_REQUEST_. Your task is to count the lines of the entries below that include the word "chevron" and to give only the resulting number.

_RECORDED INFORMATION_.
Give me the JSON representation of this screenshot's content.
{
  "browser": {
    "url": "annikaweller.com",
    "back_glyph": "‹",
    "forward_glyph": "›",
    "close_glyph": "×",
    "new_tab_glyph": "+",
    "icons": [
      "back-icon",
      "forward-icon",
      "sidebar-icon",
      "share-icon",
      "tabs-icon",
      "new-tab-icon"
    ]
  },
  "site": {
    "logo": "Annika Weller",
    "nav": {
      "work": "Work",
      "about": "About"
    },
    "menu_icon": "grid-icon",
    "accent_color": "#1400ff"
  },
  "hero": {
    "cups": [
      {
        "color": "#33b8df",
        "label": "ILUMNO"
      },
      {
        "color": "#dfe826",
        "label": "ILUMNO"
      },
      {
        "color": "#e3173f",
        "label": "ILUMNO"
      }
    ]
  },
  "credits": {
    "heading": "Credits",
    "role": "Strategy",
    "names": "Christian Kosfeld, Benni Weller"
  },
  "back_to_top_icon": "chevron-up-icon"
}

...

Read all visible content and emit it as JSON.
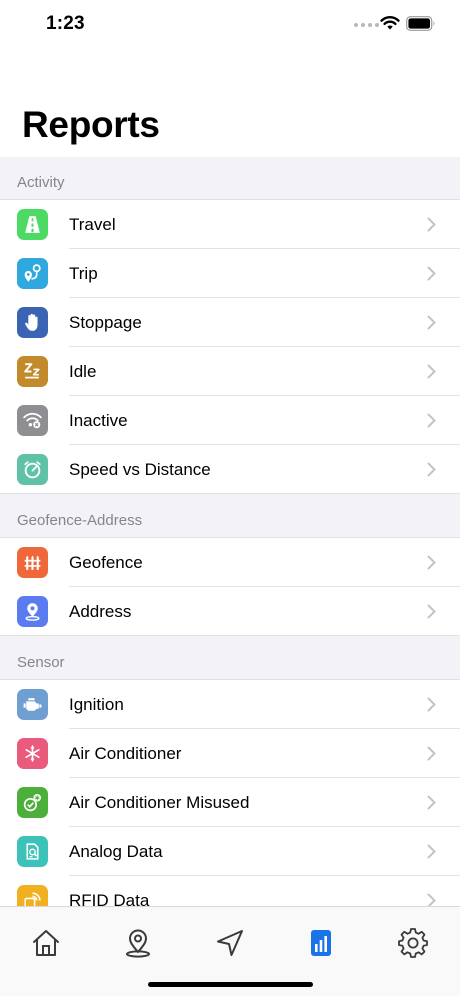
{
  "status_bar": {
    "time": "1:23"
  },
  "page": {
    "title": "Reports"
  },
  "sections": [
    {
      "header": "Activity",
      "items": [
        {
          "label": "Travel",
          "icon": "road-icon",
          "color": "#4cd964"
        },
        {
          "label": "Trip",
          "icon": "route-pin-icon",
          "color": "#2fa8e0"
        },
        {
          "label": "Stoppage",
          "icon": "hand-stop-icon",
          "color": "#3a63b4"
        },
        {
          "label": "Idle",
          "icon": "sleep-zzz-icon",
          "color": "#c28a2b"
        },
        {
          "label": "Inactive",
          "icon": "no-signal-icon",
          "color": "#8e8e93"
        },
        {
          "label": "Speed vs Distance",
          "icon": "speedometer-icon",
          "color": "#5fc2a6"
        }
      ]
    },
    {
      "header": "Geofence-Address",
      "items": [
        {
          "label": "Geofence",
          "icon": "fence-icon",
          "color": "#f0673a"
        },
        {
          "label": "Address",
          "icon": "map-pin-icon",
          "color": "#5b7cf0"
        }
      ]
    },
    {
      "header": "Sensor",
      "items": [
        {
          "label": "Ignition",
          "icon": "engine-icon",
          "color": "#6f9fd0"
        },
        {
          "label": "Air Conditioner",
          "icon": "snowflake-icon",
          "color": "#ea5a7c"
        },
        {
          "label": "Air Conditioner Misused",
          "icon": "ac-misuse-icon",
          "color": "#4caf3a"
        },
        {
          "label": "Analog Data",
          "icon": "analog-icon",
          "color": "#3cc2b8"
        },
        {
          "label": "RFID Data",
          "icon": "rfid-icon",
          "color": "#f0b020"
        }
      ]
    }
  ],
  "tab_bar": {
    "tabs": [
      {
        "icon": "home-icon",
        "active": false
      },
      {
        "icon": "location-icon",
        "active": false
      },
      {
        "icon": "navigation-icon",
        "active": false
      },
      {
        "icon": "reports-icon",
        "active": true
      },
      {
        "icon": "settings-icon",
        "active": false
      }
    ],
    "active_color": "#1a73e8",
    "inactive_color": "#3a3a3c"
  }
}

--

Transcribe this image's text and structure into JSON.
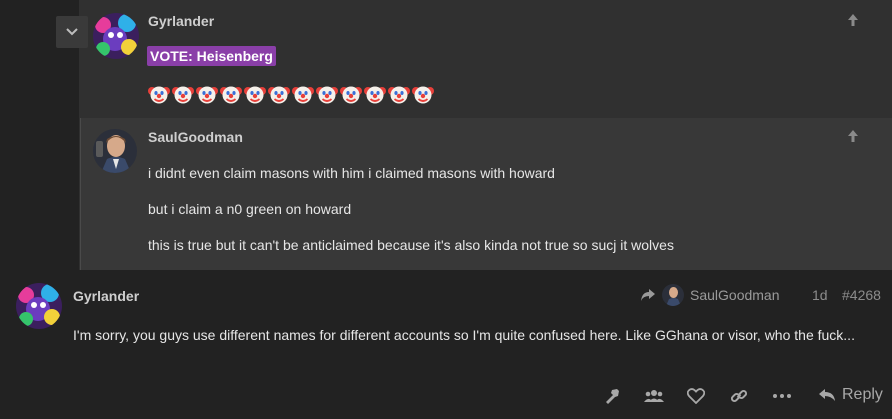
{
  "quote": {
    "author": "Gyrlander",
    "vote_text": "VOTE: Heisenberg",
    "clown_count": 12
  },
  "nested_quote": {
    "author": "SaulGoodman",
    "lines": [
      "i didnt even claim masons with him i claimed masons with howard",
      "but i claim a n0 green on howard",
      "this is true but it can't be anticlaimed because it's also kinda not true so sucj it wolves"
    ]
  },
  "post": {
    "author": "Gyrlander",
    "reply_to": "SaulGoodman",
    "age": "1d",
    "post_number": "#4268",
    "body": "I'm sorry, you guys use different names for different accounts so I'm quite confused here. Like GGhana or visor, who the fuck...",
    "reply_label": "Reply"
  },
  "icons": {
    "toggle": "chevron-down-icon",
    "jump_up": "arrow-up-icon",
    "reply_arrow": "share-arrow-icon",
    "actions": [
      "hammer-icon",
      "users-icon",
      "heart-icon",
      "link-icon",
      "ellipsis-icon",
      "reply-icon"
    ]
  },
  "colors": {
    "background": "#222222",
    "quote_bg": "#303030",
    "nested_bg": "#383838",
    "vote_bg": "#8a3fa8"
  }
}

_RESULT FOR THIS TASK_. 2